=== Available records ===
======

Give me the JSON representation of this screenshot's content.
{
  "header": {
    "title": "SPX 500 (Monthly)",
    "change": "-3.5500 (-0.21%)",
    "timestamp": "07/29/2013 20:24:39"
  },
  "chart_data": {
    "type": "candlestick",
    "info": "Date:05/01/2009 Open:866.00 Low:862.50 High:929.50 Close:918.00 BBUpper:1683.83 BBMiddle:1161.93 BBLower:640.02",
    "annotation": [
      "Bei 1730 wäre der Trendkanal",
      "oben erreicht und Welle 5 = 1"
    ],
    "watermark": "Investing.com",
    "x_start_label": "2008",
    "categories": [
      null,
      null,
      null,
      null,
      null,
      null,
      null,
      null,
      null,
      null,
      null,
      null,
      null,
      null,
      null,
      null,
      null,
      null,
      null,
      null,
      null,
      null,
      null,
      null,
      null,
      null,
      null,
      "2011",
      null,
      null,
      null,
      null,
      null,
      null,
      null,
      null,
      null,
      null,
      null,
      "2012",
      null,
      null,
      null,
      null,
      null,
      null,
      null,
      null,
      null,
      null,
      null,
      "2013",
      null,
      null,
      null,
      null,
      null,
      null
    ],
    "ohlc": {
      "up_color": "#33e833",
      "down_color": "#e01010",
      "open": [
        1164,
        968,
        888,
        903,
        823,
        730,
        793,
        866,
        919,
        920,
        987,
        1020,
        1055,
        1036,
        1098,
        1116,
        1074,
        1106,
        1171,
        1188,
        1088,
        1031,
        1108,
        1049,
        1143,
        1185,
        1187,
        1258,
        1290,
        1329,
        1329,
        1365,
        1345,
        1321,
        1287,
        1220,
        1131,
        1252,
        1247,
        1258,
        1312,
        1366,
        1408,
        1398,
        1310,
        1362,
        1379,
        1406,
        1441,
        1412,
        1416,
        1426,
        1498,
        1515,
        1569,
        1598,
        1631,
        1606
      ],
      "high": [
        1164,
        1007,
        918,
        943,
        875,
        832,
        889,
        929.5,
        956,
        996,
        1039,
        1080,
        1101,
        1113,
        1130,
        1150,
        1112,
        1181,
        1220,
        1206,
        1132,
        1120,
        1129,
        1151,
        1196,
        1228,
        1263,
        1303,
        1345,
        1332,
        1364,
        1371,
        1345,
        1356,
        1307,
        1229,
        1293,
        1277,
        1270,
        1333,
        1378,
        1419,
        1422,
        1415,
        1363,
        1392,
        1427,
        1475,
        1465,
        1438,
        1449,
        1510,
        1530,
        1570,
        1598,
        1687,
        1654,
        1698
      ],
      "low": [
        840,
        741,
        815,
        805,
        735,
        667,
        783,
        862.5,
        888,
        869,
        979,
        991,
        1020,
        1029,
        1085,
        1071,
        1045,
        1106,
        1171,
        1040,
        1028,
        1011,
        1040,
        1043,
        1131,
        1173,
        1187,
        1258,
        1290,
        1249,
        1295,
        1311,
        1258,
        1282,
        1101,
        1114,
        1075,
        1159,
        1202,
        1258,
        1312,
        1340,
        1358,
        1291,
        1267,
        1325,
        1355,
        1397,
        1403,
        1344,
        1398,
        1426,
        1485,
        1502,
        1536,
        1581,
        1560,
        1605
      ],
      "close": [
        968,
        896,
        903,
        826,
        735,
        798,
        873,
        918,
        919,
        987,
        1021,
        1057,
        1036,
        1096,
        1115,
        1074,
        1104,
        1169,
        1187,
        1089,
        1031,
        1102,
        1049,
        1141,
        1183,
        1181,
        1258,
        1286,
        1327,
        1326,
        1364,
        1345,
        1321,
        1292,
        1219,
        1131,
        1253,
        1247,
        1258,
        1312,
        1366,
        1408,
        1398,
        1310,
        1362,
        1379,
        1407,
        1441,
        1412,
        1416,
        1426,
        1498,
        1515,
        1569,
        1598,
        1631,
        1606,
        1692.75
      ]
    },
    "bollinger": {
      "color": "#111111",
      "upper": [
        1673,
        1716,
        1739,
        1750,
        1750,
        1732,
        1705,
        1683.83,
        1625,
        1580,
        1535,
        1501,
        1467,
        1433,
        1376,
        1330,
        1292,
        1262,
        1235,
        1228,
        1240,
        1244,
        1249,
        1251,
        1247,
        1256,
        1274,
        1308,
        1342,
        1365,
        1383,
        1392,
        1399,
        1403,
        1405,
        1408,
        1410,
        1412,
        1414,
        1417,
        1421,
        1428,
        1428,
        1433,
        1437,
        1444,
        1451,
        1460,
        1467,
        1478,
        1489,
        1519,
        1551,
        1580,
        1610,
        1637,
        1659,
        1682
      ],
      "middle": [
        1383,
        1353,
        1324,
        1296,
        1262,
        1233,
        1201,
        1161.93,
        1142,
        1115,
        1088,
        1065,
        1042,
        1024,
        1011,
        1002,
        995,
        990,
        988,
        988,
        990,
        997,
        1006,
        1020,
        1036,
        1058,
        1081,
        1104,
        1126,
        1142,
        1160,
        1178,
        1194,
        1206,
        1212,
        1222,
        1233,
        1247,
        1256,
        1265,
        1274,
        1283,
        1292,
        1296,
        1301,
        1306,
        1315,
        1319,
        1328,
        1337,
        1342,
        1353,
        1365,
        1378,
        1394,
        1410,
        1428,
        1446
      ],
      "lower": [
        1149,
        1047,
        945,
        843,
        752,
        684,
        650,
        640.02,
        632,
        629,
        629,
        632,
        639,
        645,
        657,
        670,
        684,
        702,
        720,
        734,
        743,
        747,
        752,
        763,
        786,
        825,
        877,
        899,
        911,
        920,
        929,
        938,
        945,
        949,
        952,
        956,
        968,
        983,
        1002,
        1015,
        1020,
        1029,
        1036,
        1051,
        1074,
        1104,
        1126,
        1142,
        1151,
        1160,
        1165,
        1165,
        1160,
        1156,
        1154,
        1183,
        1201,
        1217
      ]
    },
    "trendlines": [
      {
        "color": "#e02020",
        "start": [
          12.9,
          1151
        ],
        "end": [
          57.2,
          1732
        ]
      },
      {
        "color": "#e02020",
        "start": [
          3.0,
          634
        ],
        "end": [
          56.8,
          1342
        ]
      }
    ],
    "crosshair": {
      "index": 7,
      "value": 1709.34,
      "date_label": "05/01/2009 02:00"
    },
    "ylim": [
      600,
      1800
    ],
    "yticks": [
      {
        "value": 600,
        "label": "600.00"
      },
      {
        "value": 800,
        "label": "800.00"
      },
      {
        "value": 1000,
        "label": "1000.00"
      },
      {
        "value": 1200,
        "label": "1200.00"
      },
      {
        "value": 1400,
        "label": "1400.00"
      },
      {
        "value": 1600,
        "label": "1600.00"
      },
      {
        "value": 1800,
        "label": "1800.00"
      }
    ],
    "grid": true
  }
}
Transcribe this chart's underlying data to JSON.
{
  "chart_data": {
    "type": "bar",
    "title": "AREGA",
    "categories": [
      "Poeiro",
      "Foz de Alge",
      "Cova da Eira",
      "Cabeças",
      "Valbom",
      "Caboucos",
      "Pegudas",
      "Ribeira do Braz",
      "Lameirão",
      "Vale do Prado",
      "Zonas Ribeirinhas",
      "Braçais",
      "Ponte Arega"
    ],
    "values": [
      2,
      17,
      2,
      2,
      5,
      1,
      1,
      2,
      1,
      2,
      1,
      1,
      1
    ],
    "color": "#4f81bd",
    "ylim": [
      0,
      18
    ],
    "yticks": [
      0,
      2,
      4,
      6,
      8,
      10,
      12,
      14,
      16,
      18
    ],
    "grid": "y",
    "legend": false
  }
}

======

=== Aim of the exercise ===
Where a line holds the string "this", copy that line.

=== Written response ===
Give me the JSON representation of this screenshot's content.
Transcribe this chart's underlying data to JSON.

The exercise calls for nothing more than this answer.